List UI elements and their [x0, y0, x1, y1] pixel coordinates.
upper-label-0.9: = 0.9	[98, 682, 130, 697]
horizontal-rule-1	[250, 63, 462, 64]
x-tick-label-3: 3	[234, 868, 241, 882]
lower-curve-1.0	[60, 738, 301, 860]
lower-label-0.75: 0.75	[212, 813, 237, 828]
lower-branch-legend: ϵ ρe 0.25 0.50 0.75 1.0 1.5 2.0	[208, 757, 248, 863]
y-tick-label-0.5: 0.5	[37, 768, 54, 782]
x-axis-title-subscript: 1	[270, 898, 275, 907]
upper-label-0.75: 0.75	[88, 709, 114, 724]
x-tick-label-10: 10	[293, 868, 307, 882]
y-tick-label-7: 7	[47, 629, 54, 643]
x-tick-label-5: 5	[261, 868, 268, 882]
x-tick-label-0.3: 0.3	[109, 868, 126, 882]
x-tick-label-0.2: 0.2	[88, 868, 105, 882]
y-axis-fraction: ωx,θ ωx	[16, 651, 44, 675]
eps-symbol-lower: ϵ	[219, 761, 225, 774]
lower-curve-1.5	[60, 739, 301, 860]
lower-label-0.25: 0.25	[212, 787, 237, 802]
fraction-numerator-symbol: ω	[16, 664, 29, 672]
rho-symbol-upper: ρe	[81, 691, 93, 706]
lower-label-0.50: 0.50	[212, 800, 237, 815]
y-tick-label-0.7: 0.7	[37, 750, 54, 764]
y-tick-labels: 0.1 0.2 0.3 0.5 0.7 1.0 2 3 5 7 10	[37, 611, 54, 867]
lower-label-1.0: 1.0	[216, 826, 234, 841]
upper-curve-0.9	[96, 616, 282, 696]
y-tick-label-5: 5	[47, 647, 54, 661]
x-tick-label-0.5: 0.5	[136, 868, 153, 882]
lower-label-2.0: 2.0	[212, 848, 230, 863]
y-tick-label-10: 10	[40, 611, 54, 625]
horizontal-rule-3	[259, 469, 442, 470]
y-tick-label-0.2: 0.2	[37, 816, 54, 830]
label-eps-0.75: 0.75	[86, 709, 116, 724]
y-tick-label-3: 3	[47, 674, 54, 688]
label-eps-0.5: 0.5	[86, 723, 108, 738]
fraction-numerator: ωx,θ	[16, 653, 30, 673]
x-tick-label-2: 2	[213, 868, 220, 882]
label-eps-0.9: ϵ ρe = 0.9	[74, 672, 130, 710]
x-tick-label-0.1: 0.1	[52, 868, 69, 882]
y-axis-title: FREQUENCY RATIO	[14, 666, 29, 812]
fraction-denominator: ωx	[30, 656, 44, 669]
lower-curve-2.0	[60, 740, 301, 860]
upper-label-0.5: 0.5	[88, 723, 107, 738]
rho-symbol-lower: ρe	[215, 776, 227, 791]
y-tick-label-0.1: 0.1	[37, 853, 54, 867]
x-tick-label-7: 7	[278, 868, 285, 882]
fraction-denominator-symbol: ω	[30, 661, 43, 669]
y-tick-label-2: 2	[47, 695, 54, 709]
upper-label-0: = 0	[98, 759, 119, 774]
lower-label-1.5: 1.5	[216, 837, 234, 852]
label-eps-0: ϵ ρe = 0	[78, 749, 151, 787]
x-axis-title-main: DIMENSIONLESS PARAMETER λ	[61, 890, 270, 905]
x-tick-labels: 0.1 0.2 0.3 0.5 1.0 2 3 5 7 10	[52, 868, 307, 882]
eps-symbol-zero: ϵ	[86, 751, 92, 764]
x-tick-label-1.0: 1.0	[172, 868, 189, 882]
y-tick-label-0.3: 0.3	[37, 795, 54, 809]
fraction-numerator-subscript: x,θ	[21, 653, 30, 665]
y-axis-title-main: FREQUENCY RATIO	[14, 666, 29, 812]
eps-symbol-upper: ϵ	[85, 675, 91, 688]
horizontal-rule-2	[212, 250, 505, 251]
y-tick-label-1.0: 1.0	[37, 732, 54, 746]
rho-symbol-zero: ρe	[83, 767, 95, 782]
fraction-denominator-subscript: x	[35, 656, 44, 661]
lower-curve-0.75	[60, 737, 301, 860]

> **Required work**:
Number every line above in a list, leaving out any blank lines.

> **Reply**:
1. List UI elements and their [x0, y0, x1, y1] pixel coordinates.
2. upper-label-0.9: = 0.9	[98, 682, 130, 697]
3. horizontal-rule-1	[250, 63, 462, 64]
4. x-tick-label-3: 3	[234, 868, 241, 882]
5. lower-curve-1.0	[60, 738, 301, 860]
6. lower-label-0.75: 0.75	[212, 813, 237, 828]
7. lower-branch-legend: ϵ ρe 0.25 0.50 0.75 1.0 1.5 2.0	[208, 757, 248, 863]
8. y-tick-label-0.5: 0.5	[37, 768, 54, 782]
9. x-axis-title-subscript: 1	[270, 898, 275, 907]
10. upper-label-0.75: 0.75	[88, 709, 114, 724]
11. x-tick-label-10: 10	[293, 868, 307, 882]
12. y-tick-label-7: 7	[47, 629, 54, 643]
13. x-tick-label-5: 5	[261, 868, 268, 882]
14. x-tick-label-0.3: 0.3	[109, 868, 126, 882]
15. x-tick-label-0.2: 0.2	[88, 868, 105, 882]
16. y-axis-fraction: ωx,θ ωx	[16, 651, 44, 675]
17. eps-symbol-lower: ϵ	[219, 761, 225, 774]
18. lower-curve-1.5	[60, 739, 301, 860]
19. lower-label-0.25: 0.25	[212, 787, 237, 802]
20. fraction-numerator-symbol: ω	[16, 664, 29, 672]
21. rho-symbol-upper: ρe	[81, 691, 93, 706]
22. lower-label-0.50: 0.50	[212, 800, 237, 815]
23. y-tick-label-0.7: 0.7	[37, 750, 54, 764]
24. y-tick-labels: 0.1 0.2 0.3 0.5 0.7 1.0 2 3 5 7 10	[37, 611, 54, 867]
25. lower-label-1.0: 1.0	[216, 826, 234, 841]
26. upper-curve-0.9	[96, 616, 282, 696]
27. y-tick-label-5: 5	[47, 647, 54, 661]
28. x-tick-label-0.5: 0.5	[136, 868, 153, 882]
29. lower-label-2.0: 2.0	[212, 848, 230, 863]
30. y-tick-label-10: 10	[40, 611, 54, 625]
31. horizontal-rule-3	[259, 469, 442, 470]
32. y-tick-label-0.2: 0.2	[37, 816, 54, 830]
33. label-eps-0.75: 0.75	[86, 709, 116, 724]
34. y-tick-label-3: 3	[47, 674, 54, 688]
35. label-eps-0.5: 0.5	[86, 723, 108, 738]
36. fraction-numerator: ωx,θ	[16, 653, 30, 673]
37. x-tick-label-2: 2	[213, 868, 220, 882]
38. label-eps-0.9: ϵ ρe = 0.9	[74, 672, 130, 710]
39. x-tick-label-0.1: 0.1	[52, 868, 69, 882]
40. y-axis-title: FREQUENCY RATIO	[14, 666, 29, 812]
41. fraction-denominator: ωx	[30, 656, 44, 669]
42. lower-curve-2.0	[60, 740, 301, 860]
43. upper-label-0.5: 0.5	[88, 723, 107, 738]
44. rho-symbol-lower: ρe	[215, 776, 227, 791]
45. y-tick-label-0.1: 0.1	[37, 853, 54, 867]
46. x-tick-label-7: 7	[278, 868, 285, 882]
47. fraction-denominator-symbol: ω	[30, 661, 43, 669]
48. y-tick-label-2: 2	[47, 695, 54, 709]
49. upper-label-0: = 0	[98, 759, 119, 774]
50. lower-label-1.5: 1.5	[216, 837, 234, 852]
51. label-eps-0: ϵ ρe = 0	[78, 749, 151, 787]
52. x-axis-title-main: DIMENSIONLESS PARAMETER λ	[61, 890, 270, 905]
53. x-tick-labels: 0.1 0.2 0.3 0.5 1.0 2 3 5 7 10	[52, 868, 307, 882]
54. eps-symbol-zero: ϵ	[86, 751, 92, 764]
55. x-tick-label-1.0: 1.0	[172, 868, 189, 882]
56. y-tick-label-0.3: 0.3	[37, 795, 54, 809]
57. fraction-numerator-subscript: x,θ	[21, 653, 30, 665]
58. y-axis-title-main: FREQUENCY RATIO	[14, 666, 29, 812]
59. eps-symbol-upper: ϵ	[85, 675, 91, 688]
60. horizontal-rule-2	[212, 250, 505, 251]
61. y-tick-label-1.0: 1.0	[37, 732, 54, 746]
62. rho-symbol-zero: ρe	[83, 767, 95, 782]
63. fraction-denominator-subscript: x	[35, 656, 44, 661]
64. lower-curve-0.75	[60, 737, 301, 860]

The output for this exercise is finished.